Extract every row below and reproduce each line unchanged, in the same order.

>> begin Record excerpts

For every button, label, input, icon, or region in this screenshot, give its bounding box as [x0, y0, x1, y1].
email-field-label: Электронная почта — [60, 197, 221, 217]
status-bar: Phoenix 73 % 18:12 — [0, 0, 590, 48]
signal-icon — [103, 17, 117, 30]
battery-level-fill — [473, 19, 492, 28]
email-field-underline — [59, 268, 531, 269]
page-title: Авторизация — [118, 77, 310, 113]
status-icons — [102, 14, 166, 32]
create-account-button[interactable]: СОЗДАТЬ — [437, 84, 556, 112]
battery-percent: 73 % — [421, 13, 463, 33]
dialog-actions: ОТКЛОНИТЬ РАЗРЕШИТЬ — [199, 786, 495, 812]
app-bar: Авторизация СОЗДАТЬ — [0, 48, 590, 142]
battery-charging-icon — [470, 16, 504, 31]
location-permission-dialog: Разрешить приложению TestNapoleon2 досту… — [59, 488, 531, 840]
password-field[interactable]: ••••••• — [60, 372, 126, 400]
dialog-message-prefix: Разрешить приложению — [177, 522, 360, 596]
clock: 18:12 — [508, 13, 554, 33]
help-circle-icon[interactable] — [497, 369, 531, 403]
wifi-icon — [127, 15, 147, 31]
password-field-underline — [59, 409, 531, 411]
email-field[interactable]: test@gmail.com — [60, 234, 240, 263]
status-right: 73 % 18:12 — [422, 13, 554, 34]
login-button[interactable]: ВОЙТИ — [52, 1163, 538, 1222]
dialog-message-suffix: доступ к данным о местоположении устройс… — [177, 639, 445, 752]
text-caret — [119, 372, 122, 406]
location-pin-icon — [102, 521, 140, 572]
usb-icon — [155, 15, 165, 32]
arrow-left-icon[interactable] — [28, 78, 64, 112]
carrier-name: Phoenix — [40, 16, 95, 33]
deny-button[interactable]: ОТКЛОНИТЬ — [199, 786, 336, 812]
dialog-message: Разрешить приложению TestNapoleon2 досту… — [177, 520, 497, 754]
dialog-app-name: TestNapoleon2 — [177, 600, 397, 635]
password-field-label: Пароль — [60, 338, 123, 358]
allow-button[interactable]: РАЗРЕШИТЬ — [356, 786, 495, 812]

>> end Record excerpts

__Solution__.
For every button, label, input, icon, or region in this screenshot, give its bounding box as [x0, y0, x1, y1].
email-field-label: Электронная почта — [60, 197, 221, 217]
status-bar: Phoenix 73 % 18:12 — [0, 0, 590, 48]
signal-icon — [103, 17, 117, 30]
battery-level-fill — [473, 19, 492, 28]
email-field-underline — [59, 268, 531, 269]
page-title: Авторизация — [118, 77, 310, 113]
status-icons — [102, 14, 166, 32]
create-account-button[interactable]: СОЗДАТЬ — [437, 84, 556, 112]
battery-percent: 73 % — [421, 13, 463, 33]
dialog-actions: ОТКЛОНИТЬ РАЗРЕШИТЬ — [199, 786, 495, 812]
app-bar: Авторизация СОЗДАТЬ — [0, 48, 590, 142]
battery-charging-icon — [470, 16, 504, 31]
location-permission-dialog: Разрешить приложению TestNapoleon2 досту… — [59, 488, 531, 840]
password-field[interactable]: ••••••• — [60, 372, 126, 400]
dialog-message-prefix: Разрешить приложению — [177, 522, 360, 596]
clock: 18:12 — [508, 13, 554, 33]
help-circle-icon[interactable] — [497, 369, 531, 403]
wifi-icon — [127, 15, 147, 31]
password-field-underline — [59, 409, 531, 411]
email-field[interactable]: test@gmail.com — [60, 234, 240, 263]
status-right: 73 % 18:12 — [422, 13, 554, 34]
login-button[interactable]: ВОЙТИ — [52, 1163, 538, 1222]
dialog-message-suffix: доступ к данным о местоположении устройс… — [177, 639, 445, 752]
text-caret — [119, 372, 122, 406]
location-pin-icon — [102, 521, 140, 572]
usb-icon — [155, 15, 165, 32]
arrow-left-icon[interactable] — [28, 78, 64, 112]
carrier-name: Phoenix — [40, 16, 95, 33]
deny-button[interactable]: ОТКЛОНИТЬ — [199, 786, 336, 812]
dialog-message: Разрешить приложению TestNapoleon2 досту… — [177, 520, 497, 754]
dialog-app-name: TestNapoleon2 — [177, 600, 397, 635]
password-field-label: Пароль — [60, 338, 123, 358]
allow-button[interactable]: РАЗРЕШИТЬ — [356, 786, 495, 812]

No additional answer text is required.